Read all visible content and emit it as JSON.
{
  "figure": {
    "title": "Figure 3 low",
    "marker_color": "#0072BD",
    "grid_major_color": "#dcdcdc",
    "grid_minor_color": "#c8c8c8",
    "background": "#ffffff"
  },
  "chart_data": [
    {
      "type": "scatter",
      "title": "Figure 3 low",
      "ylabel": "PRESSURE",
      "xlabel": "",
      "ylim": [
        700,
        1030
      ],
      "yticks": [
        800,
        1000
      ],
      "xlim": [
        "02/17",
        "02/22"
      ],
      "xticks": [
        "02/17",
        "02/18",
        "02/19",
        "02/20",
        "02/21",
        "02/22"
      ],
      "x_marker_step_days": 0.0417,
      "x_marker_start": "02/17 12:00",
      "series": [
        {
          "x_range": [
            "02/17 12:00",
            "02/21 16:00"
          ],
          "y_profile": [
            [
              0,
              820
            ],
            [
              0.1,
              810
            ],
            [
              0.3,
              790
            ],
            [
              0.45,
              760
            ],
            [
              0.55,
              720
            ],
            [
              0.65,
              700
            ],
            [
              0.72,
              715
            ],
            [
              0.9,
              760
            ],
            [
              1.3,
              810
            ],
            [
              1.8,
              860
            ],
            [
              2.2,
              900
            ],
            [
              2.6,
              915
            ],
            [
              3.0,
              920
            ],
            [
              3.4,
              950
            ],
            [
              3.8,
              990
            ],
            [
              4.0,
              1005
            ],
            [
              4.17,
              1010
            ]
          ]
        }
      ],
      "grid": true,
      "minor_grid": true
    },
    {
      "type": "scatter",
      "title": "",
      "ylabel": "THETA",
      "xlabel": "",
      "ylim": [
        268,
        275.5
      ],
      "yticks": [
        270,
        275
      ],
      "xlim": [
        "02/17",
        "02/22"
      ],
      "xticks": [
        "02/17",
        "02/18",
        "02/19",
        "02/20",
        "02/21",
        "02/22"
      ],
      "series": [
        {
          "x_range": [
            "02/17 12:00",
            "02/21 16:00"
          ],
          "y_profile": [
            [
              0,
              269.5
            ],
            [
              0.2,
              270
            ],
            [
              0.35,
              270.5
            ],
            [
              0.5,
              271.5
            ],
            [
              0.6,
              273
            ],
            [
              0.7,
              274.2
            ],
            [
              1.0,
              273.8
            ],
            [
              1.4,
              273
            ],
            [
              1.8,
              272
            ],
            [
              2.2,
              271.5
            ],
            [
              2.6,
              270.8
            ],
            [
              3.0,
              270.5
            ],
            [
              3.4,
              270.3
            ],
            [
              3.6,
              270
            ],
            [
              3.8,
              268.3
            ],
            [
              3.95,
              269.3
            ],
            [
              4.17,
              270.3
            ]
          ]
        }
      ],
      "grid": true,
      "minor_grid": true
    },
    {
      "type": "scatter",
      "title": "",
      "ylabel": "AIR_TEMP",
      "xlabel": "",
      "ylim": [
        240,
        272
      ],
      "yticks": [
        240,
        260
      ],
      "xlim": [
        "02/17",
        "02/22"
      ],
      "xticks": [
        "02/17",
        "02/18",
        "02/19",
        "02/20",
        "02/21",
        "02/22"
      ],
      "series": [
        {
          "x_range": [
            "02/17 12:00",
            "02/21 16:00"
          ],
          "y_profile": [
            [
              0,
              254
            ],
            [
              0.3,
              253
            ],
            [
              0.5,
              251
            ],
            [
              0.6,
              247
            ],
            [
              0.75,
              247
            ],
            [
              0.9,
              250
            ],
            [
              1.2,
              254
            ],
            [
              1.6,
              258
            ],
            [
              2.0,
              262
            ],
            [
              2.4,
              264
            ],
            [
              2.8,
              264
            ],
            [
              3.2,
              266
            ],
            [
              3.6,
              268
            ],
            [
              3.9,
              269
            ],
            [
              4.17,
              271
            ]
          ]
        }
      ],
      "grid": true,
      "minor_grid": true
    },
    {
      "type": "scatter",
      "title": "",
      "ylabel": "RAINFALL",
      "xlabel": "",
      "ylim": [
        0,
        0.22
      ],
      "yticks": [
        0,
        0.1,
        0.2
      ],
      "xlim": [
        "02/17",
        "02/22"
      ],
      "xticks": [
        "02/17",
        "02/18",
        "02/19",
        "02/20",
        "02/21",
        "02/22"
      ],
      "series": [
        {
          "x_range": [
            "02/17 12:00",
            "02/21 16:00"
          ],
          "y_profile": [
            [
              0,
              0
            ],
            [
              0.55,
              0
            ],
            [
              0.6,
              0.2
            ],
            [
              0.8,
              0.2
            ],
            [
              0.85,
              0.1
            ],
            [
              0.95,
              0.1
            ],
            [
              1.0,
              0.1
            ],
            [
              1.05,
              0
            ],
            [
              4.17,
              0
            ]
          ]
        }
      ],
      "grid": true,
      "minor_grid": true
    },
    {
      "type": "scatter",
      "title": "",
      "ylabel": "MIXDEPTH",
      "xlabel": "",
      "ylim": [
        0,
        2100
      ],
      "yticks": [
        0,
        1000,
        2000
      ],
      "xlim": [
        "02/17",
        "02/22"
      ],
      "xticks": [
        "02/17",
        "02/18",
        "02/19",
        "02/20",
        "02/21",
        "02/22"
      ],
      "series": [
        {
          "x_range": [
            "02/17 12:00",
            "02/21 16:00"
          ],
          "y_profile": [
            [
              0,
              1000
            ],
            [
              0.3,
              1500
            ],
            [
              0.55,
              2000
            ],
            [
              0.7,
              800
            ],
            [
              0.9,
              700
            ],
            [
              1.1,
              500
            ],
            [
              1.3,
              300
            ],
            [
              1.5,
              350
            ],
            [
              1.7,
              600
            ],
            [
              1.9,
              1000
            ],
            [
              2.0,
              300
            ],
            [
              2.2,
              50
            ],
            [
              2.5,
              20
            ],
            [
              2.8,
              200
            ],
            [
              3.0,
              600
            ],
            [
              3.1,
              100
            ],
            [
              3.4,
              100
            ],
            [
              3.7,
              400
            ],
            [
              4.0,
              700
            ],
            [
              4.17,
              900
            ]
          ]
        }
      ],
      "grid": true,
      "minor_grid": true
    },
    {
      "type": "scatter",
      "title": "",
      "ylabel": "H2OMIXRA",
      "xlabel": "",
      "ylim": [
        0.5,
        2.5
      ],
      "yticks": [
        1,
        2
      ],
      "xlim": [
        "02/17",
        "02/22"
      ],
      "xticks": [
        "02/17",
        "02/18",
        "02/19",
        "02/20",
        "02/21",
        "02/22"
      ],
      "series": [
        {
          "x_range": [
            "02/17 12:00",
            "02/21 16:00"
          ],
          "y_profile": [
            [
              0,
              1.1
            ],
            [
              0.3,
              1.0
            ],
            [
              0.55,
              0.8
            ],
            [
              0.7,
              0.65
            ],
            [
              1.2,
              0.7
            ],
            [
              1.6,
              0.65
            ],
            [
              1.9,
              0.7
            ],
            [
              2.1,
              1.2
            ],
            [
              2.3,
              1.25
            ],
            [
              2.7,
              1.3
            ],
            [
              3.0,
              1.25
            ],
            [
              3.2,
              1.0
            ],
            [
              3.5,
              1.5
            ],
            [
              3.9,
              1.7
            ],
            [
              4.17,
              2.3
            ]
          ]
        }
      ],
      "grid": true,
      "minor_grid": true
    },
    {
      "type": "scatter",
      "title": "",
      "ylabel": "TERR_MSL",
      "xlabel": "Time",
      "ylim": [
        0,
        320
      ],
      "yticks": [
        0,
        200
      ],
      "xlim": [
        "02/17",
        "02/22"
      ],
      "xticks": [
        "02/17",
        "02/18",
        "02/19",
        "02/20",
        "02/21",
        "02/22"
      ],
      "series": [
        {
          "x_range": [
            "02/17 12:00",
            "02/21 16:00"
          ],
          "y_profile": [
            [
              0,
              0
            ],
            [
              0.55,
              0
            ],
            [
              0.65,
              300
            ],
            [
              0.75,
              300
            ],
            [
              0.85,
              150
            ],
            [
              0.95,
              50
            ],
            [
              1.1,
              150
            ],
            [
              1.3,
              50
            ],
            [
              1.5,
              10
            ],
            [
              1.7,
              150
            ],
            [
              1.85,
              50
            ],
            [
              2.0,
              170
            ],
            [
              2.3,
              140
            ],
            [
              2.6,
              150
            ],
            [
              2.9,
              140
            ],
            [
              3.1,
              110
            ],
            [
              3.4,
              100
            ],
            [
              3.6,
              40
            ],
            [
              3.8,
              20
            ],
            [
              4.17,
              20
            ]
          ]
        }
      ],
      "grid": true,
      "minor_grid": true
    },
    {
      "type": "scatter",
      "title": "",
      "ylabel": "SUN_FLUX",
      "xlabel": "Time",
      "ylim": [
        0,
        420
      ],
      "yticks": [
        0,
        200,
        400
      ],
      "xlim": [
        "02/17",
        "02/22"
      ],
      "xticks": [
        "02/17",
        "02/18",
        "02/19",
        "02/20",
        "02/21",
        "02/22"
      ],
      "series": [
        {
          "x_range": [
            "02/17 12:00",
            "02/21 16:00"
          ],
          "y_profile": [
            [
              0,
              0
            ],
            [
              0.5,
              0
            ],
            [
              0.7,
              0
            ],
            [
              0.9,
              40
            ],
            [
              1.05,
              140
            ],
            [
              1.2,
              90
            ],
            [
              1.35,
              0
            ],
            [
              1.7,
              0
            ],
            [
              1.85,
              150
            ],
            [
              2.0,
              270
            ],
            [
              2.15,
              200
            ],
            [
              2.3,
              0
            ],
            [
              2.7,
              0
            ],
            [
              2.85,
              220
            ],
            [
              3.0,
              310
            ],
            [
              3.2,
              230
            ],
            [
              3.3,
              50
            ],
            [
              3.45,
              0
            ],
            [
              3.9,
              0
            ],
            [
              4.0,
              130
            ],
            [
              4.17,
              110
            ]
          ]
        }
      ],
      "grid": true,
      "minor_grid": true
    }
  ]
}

|---|

__Problem__: Find every line above that contains the word "ylabel", and return each one.

__Response below__:
      "ylabel": "PRESSURE",
      "ylabel": "THETA",
      "ylabel": "AIR_TEMP",
      "ylabel": "RAINFALL",
      "ylabel": "MIXDEPTH",
      "ylabel": "H2OMIXRA",
      "ylabel": "TERR_MSL",
      "ylabel": "SUN_FLUX",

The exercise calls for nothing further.